**Aim of the exercise**:
For each line below that contains the string "color", copy that line.
BEGIN Extracted records
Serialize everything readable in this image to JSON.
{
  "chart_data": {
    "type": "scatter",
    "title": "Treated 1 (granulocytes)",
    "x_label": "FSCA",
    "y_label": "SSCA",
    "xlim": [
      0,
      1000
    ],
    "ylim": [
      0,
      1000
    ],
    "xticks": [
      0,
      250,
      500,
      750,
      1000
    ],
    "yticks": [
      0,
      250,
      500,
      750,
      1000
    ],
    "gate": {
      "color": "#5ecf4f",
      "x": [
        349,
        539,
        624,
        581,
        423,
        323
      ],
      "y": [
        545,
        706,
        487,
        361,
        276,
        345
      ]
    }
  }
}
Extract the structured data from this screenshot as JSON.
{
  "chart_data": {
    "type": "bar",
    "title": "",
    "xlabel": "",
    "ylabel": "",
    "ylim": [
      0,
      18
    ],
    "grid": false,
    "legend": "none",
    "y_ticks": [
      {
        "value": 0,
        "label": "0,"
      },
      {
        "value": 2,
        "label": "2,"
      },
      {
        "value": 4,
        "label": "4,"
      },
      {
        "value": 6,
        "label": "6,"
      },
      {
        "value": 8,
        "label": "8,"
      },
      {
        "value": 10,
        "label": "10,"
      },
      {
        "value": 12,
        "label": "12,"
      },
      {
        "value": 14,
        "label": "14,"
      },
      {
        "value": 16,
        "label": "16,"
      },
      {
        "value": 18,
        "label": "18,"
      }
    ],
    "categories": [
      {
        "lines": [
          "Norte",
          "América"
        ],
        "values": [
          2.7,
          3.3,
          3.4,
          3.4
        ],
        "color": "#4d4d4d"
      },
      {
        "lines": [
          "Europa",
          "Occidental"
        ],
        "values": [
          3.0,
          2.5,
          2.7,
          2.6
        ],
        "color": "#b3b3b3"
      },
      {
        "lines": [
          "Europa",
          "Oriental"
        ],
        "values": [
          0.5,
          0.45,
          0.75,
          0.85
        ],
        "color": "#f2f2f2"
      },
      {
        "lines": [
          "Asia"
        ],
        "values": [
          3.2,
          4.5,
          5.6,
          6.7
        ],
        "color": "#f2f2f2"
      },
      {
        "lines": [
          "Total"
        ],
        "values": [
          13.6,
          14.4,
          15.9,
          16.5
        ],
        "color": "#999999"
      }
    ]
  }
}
END Extracted records
**Result of this exercise**:
      "color": "#5ecf4f",
        "color": "#4d4d4d"
        "color": "#b3b3b3"
        "color": "#f2f2f2"
        "color": "#f2f2f2"
        "color": "#999999"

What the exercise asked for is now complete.